• [Task brief]: Scan the material that follows. Copy every line containing the word "lawan".

——

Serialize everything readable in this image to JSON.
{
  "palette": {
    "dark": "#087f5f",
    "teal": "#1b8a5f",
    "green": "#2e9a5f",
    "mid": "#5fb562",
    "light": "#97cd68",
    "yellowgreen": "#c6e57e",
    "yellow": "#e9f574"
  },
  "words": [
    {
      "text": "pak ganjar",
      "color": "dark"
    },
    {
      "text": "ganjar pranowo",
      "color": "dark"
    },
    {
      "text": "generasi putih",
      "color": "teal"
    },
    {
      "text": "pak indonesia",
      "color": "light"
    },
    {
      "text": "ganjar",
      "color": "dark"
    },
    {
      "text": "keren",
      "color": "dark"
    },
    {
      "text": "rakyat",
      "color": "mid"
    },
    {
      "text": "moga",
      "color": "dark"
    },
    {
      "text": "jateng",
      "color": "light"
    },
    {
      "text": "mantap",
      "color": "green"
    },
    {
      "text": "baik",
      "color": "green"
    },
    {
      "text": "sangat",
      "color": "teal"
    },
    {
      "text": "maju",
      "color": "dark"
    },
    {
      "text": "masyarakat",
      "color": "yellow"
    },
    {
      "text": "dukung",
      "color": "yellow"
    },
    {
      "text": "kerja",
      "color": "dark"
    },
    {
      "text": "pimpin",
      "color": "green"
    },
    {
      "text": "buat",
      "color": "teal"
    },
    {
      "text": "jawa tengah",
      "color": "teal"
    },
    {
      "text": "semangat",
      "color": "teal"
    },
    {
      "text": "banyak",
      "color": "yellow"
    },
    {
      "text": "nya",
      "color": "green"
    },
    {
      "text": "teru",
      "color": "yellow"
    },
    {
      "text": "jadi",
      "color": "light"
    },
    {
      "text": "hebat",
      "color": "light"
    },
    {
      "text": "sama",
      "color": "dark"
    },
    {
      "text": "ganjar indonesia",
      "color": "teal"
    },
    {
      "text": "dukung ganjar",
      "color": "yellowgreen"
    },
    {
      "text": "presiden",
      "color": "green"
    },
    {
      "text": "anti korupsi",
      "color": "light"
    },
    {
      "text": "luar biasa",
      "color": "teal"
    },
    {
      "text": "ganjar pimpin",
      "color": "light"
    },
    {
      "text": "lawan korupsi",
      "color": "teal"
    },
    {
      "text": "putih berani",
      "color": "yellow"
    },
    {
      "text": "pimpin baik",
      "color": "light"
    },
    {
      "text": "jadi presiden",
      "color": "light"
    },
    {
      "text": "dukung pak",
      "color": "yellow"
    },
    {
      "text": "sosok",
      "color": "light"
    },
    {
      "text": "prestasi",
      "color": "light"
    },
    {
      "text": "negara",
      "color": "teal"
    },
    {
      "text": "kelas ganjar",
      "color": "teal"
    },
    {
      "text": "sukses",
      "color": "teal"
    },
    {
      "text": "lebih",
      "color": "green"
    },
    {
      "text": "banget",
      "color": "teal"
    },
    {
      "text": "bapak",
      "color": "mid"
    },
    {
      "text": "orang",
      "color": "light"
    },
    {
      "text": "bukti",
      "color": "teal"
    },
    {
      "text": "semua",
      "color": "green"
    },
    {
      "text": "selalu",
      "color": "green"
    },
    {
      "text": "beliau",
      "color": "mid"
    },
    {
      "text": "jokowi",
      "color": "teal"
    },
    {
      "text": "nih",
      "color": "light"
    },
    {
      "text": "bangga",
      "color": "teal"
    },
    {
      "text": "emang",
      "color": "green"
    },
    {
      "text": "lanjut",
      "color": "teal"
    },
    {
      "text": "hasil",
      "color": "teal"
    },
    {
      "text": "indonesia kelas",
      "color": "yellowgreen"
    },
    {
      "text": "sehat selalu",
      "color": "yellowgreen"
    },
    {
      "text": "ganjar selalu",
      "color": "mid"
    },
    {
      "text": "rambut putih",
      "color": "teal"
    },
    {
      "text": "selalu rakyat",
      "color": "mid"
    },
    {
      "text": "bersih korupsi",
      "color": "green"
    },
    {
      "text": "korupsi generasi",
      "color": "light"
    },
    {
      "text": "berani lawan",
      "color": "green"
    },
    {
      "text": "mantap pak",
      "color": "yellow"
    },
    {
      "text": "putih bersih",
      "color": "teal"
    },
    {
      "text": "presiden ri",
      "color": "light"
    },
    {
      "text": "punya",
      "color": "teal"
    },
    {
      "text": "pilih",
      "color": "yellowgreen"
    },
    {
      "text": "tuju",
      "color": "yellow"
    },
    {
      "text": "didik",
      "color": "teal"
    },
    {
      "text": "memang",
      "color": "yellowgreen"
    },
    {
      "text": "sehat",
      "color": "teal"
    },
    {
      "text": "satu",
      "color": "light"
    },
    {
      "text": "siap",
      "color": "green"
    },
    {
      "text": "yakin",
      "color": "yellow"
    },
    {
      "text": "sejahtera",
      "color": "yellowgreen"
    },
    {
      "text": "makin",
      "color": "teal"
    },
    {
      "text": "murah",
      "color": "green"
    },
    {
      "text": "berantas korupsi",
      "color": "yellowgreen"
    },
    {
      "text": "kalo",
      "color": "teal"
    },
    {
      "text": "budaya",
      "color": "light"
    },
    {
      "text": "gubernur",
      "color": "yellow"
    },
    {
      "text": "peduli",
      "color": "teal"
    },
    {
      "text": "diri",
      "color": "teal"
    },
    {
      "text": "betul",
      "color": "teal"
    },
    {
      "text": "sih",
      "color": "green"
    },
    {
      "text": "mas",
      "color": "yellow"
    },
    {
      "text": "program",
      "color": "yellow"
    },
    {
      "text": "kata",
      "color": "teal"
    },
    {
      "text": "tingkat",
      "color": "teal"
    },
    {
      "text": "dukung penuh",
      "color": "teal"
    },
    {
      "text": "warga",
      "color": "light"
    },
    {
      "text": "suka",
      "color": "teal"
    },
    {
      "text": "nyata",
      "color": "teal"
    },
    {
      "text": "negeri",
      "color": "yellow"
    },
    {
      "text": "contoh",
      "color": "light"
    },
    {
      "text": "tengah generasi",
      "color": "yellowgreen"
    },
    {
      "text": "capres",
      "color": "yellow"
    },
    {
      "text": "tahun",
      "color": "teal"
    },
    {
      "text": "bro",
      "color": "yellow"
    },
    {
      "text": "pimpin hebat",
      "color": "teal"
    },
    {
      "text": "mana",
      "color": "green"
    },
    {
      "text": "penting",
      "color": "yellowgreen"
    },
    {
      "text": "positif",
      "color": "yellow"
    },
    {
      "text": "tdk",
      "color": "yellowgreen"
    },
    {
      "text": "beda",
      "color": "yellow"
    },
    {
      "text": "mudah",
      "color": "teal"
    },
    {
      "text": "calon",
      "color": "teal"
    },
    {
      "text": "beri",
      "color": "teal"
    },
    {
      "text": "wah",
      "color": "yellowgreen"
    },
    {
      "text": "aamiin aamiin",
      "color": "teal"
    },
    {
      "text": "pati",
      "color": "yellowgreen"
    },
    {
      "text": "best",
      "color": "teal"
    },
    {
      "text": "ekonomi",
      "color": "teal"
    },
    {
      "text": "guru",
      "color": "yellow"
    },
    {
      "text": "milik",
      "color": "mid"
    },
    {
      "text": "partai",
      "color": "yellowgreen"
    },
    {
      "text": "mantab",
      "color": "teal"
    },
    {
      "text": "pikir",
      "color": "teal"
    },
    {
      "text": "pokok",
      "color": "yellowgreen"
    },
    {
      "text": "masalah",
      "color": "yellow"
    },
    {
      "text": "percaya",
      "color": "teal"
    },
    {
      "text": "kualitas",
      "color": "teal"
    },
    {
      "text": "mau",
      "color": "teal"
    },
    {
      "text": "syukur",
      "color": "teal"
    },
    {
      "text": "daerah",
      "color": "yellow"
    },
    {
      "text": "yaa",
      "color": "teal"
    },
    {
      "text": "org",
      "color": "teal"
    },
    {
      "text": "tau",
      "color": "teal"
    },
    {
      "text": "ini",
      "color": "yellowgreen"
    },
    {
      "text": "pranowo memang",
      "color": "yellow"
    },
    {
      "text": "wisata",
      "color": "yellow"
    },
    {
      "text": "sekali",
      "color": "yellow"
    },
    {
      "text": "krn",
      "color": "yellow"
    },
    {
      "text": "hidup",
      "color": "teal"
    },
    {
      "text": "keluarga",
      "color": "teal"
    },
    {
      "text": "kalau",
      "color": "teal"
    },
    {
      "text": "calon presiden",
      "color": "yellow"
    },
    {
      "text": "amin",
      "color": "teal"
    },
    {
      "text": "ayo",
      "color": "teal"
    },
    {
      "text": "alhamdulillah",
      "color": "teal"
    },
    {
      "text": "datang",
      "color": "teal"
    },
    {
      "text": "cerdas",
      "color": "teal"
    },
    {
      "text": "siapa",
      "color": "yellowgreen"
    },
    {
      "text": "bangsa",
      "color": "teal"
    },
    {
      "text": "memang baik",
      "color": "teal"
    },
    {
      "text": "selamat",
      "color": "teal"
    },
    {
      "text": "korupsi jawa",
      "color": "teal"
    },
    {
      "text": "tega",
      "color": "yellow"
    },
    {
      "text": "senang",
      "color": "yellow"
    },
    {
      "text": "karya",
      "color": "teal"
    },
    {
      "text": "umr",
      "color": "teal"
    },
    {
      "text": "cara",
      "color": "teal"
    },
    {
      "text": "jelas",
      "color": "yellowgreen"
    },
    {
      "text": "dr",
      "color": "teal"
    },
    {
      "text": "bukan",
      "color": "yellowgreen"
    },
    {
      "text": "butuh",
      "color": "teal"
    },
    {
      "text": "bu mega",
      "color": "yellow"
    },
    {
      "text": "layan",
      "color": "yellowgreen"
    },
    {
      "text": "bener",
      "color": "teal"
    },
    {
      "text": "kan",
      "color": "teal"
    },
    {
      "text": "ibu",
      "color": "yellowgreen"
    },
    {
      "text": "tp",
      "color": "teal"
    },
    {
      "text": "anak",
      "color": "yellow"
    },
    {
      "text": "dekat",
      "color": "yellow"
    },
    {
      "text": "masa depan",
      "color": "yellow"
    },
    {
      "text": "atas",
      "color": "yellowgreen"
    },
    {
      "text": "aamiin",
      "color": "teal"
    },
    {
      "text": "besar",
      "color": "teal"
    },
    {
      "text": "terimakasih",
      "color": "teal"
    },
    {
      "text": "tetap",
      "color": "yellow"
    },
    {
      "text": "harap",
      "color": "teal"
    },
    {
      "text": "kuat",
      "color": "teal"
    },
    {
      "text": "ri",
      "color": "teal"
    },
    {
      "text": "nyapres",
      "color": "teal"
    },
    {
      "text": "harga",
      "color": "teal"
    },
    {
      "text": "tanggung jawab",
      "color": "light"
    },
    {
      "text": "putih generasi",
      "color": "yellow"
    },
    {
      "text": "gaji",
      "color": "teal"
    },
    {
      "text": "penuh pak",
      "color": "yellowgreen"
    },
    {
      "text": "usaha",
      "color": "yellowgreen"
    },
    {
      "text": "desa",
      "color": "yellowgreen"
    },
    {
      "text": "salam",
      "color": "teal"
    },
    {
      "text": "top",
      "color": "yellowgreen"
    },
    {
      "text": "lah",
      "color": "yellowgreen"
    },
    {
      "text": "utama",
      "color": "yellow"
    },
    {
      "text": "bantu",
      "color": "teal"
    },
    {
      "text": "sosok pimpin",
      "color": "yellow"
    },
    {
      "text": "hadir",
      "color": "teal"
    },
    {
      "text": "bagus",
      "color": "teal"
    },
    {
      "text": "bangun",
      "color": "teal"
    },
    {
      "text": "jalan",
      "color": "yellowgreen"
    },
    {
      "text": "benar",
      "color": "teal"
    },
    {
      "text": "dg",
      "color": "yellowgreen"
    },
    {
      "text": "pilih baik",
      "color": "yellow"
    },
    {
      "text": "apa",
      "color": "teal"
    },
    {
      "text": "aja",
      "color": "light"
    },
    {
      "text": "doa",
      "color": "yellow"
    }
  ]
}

——

• [Worked answer]:
      "text": "lawan korupsi",
      "text": "berani lawan",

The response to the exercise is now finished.